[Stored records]
----

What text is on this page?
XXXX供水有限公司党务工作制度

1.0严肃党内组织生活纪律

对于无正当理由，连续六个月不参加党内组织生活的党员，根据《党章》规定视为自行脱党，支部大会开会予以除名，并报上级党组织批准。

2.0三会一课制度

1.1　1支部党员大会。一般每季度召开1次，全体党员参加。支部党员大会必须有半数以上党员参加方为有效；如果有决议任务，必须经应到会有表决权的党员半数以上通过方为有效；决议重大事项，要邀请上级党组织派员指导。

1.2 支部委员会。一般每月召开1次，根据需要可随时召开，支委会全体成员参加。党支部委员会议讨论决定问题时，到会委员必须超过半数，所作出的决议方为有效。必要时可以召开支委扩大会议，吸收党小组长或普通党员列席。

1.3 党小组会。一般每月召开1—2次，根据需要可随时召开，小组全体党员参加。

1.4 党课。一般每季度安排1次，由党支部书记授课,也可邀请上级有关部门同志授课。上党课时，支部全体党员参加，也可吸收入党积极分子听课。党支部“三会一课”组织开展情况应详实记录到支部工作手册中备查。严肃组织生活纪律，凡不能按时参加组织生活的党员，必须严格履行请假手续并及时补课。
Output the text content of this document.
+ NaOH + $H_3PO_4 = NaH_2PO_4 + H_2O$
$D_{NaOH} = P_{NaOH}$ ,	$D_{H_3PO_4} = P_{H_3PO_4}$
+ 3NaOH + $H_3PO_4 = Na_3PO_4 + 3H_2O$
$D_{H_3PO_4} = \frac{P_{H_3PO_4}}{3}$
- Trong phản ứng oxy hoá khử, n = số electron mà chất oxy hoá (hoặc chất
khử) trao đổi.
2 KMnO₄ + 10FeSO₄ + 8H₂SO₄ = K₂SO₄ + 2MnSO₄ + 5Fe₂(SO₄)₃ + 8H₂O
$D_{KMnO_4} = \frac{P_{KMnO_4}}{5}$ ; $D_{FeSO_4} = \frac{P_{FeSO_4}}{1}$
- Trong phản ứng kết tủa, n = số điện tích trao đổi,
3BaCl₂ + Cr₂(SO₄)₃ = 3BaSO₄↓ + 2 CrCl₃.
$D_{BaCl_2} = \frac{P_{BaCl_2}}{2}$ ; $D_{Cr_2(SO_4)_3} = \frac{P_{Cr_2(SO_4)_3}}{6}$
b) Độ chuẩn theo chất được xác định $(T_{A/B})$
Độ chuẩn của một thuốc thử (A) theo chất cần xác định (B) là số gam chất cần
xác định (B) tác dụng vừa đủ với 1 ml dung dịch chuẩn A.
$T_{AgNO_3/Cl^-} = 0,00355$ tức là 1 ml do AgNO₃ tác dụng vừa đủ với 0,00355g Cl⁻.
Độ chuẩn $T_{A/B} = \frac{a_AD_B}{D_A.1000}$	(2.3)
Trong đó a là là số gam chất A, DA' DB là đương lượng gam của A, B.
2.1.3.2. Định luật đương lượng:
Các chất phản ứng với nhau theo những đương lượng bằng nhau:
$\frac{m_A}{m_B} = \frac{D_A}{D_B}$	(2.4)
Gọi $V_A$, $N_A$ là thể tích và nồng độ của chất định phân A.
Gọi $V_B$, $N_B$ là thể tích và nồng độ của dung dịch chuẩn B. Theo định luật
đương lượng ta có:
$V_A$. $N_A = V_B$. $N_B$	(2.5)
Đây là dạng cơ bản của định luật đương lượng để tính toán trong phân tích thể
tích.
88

----

Emit the records above again, exactly, with no line skipped.

Solution:
What text is on this page?
XXXX供水有限公司党务工作制度

1.0严肃党内组织生活纪律

对于无正当理由，连续六个月不参加党内组织生活的党员，根据《党章》规定视为自行脱党，支部大会开会予以除名，并报上级党组织批准。

2.0三会一课制度

1.1　1支部党员大会。一般每季度召开1次，全体党员参加。支部党员大会必须有半数以上党员参加方为有效；如果有决议任务，必须经应到会有表决权的党员半数以上通过方为有效；决议重大事项，要邀请上级党组织派员指导。

1.2 支部委员会。一般每月召开1次，根据需要可随时召开，支委会全体成员参加。党支部委员会议讨论决定问题时，到会委员必须超过半数，所作出的决议方为有效。必要时可以召开支委扩大会议，吸收党小组长或普通党员列席。

1.3 党小组会。一般每月召开1—2次，根据需要可随时召开，小组全体党员参加。

1.4 党课。一般每季度安排1次，由党支部书记授课,也可邀请上级有关部门同志授课。上党课时，支部全体党员参加，也可吸收入党积极分子听课。党支部“三会一课”组织开展情况应详实记录到支部工作手册中备查。严肃组织生活纪律，凡不能按时参加组织生活的党员，必须严格履行请假手续并及时补课。
Output the text content of this document.
+ NaOH + $H_3PO_4 = NaH_2PO_4 + H_2O$
$D_{NaOH} = P_{NaOH}$ ,	$D_{H_3PO_4} = P_{H_3PO_4}$
+ 3NaOH + $H_3PO_4 = Na_3PO_4 + 3H_2O$
$D_{H_3PO_4} = \frac{P_{H_3PO_4}}{3}$
- Trong phản ứng oxy hoá khử, n = số electron mà chất oxy hoá (hoặc chất
khử) trao đổi.
2 KMnO₄ + 10FeSO₄ + 8H₂SO₄ = K₂SO₄ + 2MnSO₄ + 5Fe₂(SO₄)₃ + 8H₂O
$D_{KMnO_4} = \frac{P_{KMnO_4}}{5}$ ; $D_{FeSO_4} = \frac{P_{FeSO_4}}{1}$
- Trong phản ứng kết tủa, n = số điện tích trao đổi,
3BaCl₂ + Cr₂(SO₄)₃ = 3BaSO₄↓ + 2 CrCl₃.
$D_{BaCl_2} = \frac{P_{BaCl_2}}{2}$ ; $D_{Cr_2(SO_4)_3} = \frac{P_{Cr_2(SO_4)_3}}{6}$
b) Độ chuẩn theo chất được xác định $(T_{A/B})$
Độ chuẩn của một thuốc thử (A) theo chất cần xác định (B) là số gam chất cần
xác định (B) tác dụng vừa đủ với 1 ml dung dịch chuẩn A.
$T_{AgNO_3/Cl^-} = 0,00355$ tức là 1 ml do AgNO₃ tác dụng vừa đủ với 0,00355g Cl⁻.
Độ chuẩn $T_{A/B} = \frac{a_AD_B}{D_A.1000}$	(2.3)
Trong đó a là là số gam chất A, DA' DB là đương lượng gam của A, B.
2.1.3.2. Định luật đương lượng:
Các chất phản ứng với nhau theo những đương lượng bằng nhau:
$\frac{m_A}{m_B} = \frac{D_A}{D_B}$	(2.4)
Gọi $V_A$, $N_A$ là thể tích và nồng độ của chất định phân A.
Gọi $V_B$, $N_B$ là thể tích và nồng độ của dung dịch chuẩn B. Theo định luật
đương lượng ta có:
$V_A$. $N_A = V_B$. $N_B$	(2.5)
Đây là dạng cơ bản của định luật đương lượng để tính toán trong phân tích thể
tích.
88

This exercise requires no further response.